RECORD EXCERPTS:
################

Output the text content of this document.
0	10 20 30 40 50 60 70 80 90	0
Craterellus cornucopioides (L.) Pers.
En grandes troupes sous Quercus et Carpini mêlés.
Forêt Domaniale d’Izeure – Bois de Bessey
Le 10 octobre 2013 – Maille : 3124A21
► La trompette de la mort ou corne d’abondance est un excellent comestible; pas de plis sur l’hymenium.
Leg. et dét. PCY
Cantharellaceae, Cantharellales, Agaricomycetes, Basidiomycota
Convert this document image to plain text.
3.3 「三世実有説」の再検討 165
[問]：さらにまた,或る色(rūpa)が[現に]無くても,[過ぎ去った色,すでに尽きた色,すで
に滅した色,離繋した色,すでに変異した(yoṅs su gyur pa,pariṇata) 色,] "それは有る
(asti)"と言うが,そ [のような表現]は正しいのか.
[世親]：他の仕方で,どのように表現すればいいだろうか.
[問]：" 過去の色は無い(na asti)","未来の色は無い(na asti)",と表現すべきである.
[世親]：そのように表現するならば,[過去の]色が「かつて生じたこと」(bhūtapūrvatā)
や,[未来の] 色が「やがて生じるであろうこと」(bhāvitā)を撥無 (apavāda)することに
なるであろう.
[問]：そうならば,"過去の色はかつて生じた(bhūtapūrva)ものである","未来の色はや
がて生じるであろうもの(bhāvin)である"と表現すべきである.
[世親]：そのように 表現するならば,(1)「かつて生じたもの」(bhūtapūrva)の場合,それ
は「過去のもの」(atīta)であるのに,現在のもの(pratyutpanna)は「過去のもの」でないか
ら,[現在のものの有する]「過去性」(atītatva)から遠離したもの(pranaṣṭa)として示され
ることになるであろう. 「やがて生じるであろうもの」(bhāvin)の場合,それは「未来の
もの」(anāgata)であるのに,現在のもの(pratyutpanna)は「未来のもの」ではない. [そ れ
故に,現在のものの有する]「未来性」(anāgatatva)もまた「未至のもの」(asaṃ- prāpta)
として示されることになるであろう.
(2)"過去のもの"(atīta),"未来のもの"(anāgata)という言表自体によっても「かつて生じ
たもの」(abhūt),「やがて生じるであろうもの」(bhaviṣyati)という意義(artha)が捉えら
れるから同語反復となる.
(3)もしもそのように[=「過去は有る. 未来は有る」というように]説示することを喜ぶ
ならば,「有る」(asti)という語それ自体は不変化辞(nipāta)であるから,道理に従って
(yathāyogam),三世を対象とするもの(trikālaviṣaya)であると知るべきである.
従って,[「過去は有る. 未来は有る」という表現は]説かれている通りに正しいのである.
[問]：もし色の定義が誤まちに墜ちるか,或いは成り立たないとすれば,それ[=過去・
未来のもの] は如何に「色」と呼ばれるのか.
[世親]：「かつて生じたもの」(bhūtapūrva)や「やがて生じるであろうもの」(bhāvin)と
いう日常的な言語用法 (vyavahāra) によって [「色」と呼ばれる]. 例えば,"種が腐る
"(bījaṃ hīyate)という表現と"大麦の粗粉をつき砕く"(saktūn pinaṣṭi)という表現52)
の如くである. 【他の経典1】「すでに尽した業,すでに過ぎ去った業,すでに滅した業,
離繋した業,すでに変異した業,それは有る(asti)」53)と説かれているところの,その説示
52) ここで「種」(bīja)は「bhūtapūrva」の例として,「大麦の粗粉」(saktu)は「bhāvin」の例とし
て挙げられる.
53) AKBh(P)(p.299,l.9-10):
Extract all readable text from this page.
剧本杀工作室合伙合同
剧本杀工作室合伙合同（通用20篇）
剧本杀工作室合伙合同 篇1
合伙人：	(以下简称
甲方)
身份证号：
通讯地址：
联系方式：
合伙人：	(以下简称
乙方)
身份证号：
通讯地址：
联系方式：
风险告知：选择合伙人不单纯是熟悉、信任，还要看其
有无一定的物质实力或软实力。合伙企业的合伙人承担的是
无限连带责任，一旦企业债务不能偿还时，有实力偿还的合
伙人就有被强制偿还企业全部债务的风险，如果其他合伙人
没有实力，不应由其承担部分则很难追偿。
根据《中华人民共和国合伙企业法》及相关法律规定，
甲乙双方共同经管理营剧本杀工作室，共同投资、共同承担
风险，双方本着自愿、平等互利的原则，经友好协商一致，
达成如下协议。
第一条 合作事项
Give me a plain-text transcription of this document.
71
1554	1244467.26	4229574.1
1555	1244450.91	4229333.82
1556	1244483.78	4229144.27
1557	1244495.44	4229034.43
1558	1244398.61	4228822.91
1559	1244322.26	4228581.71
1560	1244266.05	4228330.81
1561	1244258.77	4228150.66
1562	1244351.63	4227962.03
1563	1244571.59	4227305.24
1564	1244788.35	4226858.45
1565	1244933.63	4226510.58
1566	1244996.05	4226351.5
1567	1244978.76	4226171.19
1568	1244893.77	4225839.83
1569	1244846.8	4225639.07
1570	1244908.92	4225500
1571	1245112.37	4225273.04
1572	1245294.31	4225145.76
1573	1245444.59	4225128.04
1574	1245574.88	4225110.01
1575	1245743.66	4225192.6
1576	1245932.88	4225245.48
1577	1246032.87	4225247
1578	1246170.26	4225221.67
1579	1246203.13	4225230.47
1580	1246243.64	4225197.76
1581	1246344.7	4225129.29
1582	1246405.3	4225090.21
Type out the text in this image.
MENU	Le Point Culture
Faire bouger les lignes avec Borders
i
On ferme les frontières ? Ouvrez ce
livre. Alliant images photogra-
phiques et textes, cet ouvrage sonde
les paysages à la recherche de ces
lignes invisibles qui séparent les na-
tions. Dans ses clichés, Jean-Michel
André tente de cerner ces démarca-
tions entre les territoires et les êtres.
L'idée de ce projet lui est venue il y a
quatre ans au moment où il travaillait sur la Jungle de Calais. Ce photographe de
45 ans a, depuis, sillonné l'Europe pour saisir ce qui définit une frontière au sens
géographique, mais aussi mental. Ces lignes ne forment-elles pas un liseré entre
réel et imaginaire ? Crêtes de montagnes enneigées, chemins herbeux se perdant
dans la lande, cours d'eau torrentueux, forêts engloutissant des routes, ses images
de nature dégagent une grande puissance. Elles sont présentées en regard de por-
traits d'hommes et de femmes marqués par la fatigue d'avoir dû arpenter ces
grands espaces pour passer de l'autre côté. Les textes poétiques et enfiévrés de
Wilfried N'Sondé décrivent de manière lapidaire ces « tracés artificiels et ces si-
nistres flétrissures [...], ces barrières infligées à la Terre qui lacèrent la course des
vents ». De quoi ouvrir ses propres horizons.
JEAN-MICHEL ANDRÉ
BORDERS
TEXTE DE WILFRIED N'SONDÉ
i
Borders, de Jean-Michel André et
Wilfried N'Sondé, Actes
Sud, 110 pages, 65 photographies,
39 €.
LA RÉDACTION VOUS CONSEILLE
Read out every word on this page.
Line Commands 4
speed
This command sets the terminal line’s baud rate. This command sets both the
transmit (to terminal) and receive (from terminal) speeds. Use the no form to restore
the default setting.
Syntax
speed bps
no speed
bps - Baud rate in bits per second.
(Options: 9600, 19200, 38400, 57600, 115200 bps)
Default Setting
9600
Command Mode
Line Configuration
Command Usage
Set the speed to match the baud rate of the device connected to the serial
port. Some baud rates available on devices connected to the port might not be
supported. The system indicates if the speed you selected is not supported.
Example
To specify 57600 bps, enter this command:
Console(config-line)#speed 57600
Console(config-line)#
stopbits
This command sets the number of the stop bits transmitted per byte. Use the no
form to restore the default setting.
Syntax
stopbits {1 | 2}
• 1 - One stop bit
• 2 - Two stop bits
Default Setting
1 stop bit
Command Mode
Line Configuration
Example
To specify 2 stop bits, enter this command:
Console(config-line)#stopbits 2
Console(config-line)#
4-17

################

TO BE DONE: Reply with one number only: the count of lines in the entries that contain "document".

ANSWER TO THIS EXERCISE: 3